→ **PROBLEM TO WORK ON**:
What number of lines hold the word "icon"? State that number and nothing besides.

→ **MATERIAL FOR THIS EXERCISE**:
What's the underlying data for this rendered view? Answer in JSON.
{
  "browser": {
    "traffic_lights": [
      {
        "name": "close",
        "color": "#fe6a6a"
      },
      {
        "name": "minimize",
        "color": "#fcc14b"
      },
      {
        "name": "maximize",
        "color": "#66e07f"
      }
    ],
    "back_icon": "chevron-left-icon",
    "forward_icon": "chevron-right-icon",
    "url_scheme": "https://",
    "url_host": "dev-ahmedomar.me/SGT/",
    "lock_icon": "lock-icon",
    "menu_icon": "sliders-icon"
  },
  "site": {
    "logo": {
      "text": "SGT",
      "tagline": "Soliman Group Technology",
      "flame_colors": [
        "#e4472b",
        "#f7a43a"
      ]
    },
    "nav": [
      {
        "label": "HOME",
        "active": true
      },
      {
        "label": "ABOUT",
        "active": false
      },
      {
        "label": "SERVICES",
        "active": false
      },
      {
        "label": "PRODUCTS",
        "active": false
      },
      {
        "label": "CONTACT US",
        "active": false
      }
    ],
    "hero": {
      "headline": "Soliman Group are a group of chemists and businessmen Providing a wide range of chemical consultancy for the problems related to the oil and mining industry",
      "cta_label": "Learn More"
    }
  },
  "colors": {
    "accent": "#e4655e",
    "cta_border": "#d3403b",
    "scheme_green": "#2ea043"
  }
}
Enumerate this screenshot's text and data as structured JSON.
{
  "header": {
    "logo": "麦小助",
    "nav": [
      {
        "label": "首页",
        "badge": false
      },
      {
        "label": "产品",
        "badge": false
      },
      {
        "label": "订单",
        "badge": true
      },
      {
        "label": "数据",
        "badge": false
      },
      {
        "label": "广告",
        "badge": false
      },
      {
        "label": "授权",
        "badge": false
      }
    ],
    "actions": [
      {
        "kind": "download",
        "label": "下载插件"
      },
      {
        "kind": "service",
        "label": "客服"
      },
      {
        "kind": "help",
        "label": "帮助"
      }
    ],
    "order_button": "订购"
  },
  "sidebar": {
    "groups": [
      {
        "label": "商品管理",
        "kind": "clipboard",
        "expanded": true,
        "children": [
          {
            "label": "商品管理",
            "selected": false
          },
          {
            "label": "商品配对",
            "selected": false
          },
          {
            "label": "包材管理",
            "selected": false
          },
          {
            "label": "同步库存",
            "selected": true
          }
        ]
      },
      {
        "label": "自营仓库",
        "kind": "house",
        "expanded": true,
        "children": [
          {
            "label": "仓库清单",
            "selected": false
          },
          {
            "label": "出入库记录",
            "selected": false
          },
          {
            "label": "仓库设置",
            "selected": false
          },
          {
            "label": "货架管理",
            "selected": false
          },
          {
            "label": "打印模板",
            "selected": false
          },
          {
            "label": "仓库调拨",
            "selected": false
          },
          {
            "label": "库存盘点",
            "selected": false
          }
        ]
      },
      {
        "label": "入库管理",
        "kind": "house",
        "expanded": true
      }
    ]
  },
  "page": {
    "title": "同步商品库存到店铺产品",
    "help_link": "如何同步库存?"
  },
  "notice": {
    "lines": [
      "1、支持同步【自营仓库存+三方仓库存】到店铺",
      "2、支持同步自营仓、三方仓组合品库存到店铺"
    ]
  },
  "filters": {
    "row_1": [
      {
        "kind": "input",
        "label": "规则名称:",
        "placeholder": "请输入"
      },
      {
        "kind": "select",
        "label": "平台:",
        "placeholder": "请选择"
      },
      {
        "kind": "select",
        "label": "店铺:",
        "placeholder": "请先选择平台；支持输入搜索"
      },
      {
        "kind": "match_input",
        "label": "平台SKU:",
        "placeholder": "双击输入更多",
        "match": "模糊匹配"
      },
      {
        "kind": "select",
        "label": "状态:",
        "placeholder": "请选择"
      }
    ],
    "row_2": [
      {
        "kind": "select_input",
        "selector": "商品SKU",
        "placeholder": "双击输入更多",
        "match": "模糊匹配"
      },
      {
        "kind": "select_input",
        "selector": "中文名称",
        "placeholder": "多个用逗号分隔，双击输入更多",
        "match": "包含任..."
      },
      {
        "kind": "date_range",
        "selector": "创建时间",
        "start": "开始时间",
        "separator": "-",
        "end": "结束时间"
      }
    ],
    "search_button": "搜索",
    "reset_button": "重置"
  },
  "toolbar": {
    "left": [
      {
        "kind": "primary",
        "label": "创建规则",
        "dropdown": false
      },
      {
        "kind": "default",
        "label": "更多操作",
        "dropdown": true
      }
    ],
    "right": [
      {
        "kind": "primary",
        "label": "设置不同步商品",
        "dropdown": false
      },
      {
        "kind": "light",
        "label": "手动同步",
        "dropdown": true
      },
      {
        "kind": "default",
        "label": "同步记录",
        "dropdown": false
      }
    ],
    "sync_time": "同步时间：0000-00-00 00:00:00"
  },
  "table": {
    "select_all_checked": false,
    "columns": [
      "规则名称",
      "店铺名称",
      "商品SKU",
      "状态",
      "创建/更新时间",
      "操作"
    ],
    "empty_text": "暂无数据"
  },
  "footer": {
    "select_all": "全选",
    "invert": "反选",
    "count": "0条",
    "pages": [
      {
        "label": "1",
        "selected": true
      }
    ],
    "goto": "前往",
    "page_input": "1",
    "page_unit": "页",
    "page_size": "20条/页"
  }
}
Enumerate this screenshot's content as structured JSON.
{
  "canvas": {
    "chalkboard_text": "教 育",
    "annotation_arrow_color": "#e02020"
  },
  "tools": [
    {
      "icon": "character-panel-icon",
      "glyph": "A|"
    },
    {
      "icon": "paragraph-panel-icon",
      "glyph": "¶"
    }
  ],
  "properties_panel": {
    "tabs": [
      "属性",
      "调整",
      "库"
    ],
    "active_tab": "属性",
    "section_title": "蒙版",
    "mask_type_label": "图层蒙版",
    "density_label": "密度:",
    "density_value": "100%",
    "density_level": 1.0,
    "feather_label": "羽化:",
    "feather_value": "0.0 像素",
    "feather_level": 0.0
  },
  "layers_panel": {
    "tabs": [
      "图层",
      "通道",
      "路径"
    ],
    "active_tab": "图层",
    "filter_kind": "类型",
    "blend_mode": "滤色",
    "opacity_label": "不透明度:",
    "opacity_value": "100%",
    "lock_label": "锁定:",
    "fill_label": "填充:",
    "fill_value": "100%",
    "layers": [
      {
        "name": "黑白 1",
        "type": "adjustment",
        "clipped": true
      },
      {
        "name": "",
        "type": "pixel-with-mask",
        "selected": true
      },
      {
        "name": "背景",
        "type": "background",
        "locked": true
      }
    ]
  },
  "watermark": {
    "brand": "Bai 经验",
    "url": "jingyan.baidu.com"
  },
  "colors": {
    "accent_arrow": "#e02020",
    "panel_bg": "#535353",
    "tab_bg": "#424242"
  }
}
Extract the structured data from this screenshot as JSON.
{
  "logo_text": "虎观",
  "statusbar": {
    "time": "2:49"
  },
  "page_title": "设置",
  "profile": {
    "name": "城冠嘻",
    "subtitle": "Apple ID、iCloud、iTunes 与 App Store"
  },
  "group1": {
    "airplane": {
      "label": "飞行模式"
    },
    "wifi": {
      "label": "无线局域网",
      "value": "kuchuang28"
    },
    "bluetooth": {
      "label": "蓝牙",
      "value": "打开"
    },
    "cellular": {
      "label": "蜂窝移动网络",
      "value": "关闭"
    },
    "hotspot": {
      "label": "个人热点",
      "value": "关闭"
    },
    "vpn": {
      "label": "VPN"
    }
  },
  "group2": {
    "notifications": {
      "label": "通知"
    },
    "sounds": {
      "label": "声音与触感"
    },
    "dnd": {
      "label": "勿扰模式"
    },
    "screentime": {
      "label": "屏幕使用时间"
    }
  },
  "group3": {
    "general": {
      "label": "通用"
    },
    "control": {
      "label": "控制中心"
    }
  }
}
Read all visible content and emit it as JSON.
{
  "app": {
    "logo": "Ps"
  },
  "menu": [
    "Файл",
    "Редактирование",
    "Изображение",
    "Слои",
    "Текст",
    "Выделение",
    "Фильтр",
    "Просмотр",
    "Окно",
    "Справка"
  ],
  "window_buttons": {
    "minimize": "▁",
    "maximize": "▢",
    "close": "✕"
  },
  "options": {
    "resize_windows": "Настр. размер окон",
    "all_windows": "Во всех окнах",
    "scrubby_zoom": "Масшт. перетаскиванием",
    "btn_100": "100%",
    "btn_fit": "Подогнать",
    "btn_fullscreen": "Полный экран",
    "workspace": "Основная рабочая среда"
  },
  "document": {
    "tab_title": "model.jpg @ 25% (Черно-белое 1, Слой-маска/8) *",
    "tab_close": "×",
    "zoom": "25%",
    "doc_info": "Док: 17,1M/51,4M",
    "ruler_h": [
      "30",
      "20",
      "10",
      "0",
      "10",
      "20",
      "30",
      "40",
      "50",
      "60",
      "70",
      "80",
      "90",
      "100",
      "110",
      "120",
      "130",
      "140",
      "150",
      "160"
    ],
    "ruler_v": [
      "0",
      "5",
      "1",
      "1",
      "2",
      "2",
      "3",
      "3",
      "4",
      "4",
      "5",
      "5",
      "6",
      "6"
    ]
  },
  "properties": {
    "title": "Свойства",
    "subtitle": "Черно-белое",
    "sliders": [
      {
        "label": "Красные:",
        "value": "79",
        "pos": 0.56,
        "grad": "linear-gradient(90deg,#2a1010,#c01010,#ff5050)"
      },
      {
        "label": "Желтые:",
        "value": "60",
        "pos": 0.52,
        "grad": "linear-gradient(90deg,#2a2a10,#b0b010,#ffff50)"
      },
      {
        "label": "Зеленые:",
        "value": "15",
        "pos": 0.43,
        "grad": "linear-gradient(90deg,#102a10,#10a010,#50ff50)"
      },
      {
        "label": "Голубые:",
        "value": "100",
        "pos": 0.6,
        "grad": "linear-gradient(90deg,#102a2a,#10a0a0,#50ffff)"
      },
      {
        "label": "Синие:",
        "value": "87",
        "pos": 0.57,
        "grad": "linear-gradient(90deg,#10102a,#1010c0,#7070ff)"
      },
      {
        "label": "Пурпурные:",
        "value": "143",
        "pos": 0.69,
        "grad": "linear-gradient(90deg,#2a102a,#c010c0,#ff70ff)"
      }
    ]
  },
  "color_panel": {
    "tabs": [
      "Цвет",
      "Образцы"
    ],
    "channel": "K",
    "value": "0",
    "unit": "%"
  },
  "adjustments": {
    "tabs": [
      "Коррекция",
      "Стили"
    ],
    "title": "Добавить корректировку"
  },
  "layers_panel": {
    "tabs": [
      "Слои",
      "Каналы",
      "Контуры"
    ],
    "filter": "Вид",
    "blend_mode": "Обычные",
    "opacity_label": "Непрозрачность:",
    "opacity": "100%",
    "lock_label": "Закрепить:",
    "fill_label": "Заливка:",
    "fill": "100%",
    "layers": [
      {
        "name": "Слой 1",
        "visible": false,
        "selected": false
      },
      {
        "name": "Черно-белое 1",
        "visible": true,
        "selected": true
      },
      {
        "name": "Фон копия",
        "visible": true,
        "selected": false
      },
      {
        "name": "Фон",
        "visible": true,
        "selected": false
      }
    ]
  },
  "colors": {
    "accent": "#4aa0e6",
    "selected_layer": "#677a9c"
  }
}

→ **FINAL RESULT**:
6